Every line of the data must be copied exactly.

☆ ☆ ☆ ☆ ☆

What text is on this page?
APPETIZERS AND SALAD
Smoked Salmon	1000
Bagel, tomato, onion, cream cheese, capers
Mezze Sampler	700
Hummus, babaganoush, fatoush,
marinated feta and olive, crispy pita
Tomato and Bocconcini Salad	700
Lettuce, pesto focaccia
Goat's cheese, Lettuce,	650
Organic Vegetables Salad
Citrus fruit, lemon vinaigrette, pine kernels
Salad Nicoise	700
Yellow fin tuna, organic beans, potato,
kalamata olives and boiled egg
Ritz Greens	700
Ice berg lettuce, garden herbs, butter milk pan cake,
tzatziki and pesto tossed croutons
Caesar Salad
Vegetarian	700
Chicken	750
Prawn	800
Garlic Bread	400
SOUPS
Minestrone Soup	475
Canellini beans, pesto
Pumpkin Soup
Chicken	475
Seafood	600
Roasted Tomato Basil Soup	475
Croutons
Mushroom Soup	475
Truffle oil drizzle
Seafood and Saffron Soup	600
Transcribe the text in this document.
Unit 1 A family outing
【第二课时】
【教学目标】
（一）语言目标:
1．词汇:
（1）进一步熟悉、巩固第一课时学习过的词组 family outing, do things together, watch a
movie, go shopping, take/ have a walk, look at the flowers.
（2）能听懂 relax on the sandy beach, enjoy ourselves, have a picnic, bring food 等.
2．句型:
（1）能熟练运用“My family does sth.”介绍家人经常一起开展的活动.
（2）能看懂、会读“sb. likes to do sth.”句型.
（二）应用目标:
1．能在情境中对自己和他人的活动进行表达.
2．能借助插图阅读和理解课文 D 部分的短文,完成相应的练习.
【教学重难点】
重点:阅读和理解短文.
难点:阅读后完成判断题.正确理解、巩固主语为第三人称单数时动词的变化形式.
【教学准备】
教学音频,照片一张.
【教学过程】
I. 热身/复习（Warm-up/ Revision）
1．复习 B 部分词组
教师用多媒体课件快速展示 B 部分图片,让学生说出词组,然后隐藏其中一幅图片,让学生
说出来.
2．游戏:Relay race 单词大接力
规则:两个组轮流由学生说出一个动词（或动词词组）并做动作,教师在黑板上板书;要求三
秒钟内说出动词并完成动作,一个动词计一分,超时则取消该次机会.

☆ ☆ ☆ ☆ ☆

RESPONSE TO THE EXERCISE —
What text is on this page?
APPETIZERS AND SALAD
Smoked Salmon	1000
Bagel, tomato, onion, cream cheese, capers
Mezze Sampler	700
Hummus, babaganoush, fatoush,
marinated feta and olive, crispy pita
Tomato and Bocconcini Salad	700
Lettuce, pesto focaccia
Goat's cheese, Lettuce,	650
Organic Vegetables Salad
Citrus fruit, lemon vinaigrette, pine kernels
Salad Nicoise	700
Yellow fin tuna, organic beans, potato,
kalamata olives and boiled egg
Ritz Greens	700
Ice berg lettuce, garden herbs, butter milk pan cake,
tzatziki and pesto tossed croutons
Caesar Salad
Vegetarian	700
Chicken	750
Prawn	800
Garlic Bread	400
SOUPS
Minestrone Soup	475
Canellini beans, pesto
Pumpkin Soup
Chicken	475
Seafood	600
Roasted Tomato Basil Soup	475
Croutons
Mushroom Soup	475
Truffle oil drizzle
Seafood and Saffron Soup	600
Transcribe the text in this document.
Unit 1 A family outing
【第二课时】
【教学目标】
（一）语言目标:
1．词汇:
（1）进一步熟悉、巩固第一课时学习过的词组 family outing, do things together, watch a
movie, go shopping, take/ have a walk, look at the flowers.
（2）能听懂 relax on the sandy beach, enjoy ourselves, have a picnic, bring food 等.
2．句型:
（1）能熟练运用“My family does sth.”介绍家人经常一起开展的活动.
（2）能看懂、会读“sb. likes to do sth.”句型.
（二）应用目标:
1．能在情境中对自己和他人的活动进行表达.
2．能借助插图阅读和理解课文 D 部分的短文,完成相应的练习.
【教学重难点】
重点:阅读和理解短文.
难点:阅读后完成判断题.正确理解、巩固主语为第三人称单数时动词的变化形式.
【教学准备】
教学音频,照片一张.
【教学过程】
I. 热身/复习（Warm-up/ Revision）
1．复习 B 部分词组
教师用多媒体课件快速展示 B 部分图片,让学生说出词组,然后隐藏其中一幅图片,让学生
说出来.
2．游戏:Relay race 单词大接力
规则:两个组轮流由学生说出一个动词（或动词词组）并做动作,教师在黑板上板书;要求三
秒钟内说出动词并完成动作,一个动词计一分,超时则取消该次机会.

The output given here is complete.